# handmade bandsaw mill



## brown down (Mar 2, 2010)

I have been doing some research on building my own mill and came across this video on youtube. i think this guy needs to come up with a blade guard before ordering another blade, wow he is lucky. didn't know where to post this on this site but figured some of you would like this!!!


----------



## Kenbo (Sep 16, 2008)

Geez, that could have been disasterous. I agree with ya, he had better get himself a blade guard as well as another blade.


----------



## firemedic (Dec 26, 2010)

Genius, lol... Pretty cool he build his own mill though!

~tom ...it's better to remain silent and be thought a fool than to open one's mouth and remove all doubt...


----------



## jack warner (Oct 15, 2010)

i think i would have waited till i got a new blade b4 posting a video.
cool machine.


----------



## Ted Tolstad (Feb 20, 2011)

That was quite impressive. That guy was lucky that he didn't lose his head.


----------



## ACP (Jan 24, 2009)

Goooo-OOO-OOO-lly. That there coulda been bad fer that old boy.


----------



## brown down (Mar 2, 2010)

Ted Tolstad said:


> That was quite impressive. That guy was lucky that he didn't lose his head.


you ain't kiddin. i don't know why on earth you wouldn't have a blade guard on a 1" blade on anything let alone something that already is dangerous. there are some really neat homemade band saws. one was made from tires and the blade guard was a fender off a tractor trailer. :laughing::laughing: and it looked like it worked flawlessly. My buddy and i were thinking of buying one, i think we can build one out of his fab shop for under 1000$ i can get all of the logs i want, just couldn't see myself dropping 3-5000$ on a hudson or any of the other ones


----------



## OldCoastie (Jun 10, 2010)

It looked (to me) like he put his foot on the end of the log at 1:16 into the video. Also sounds like the saw bogs down at that time. If that is accurate, he is a dipstick for putting the extra pressure on the blade. Didn't see anything wrong with his feed rate into the log but adding the pressure by closing the kerf wasn't too swift.
Earl


----------



## PurpleHeartJarHead (Jul 17, 2011)

Anyone ever seen that tv show, "seconds from disaster"? If you watch the video right about 1:22 you'll see the machine shudder and it then follows with a steady side to side vibration. I'll wonder if he hit a nail or something in that wood, since he said he's been getting his stock from the "tree company".


----------



## Victory 1 (Jul 23, 2011)

19.00 blade, 1 inch wide, small wheels, high tension:thumbsup:


----------



## brown down (Mar 2, 2010)

» **DATA PROVIDED**
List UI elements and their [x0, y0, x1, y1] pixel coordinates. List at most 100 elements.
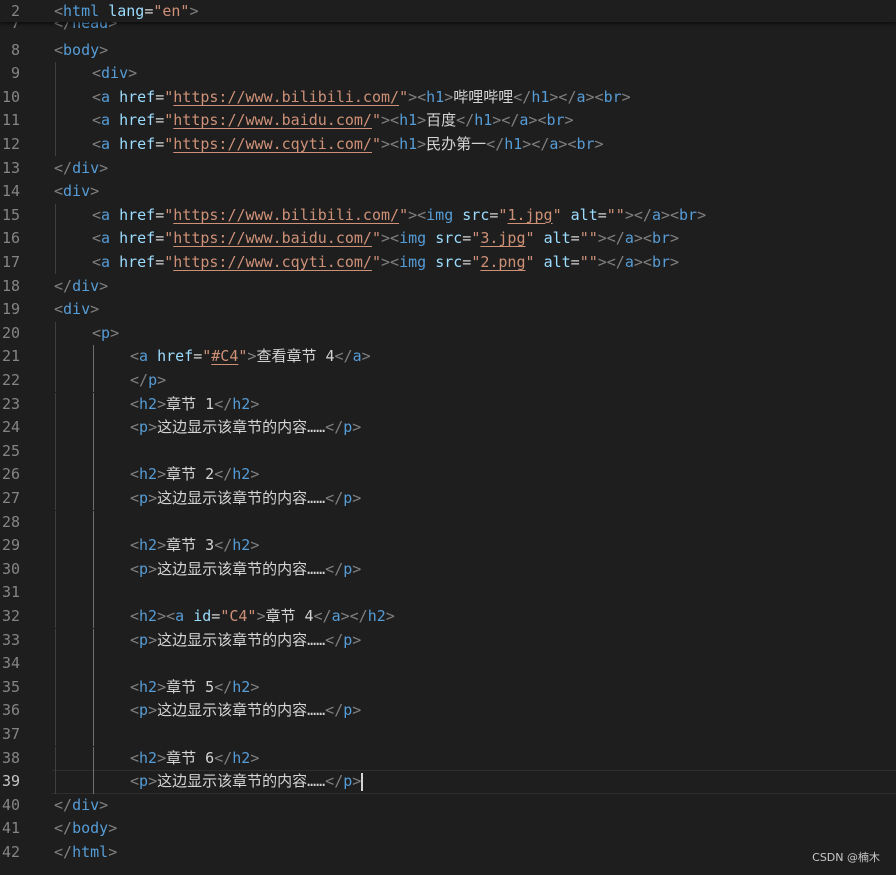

» **SET PROBLEM**
Please decide whether each statement below agrees with the bandsaw mill thread, answering yes or no and quoting the deciding words from the thread: (a) brown down thinks he and his buddy could build a mill for under $1000; (b) OldCoastie finds fault with the feed rate into the log; (c) PurpleHeartJarHead says the machine shudders at about 1:16 in the video.

» **REPLY TO THE EXERCISE**
(a) Yes: "i think we can build one out of his fab shop for under 1000$"
(b) No: "Didn't see anything wrong with his feed rate into the log"
(c) No: "If you watch the video right about 1:22 you'll see the machine shudder"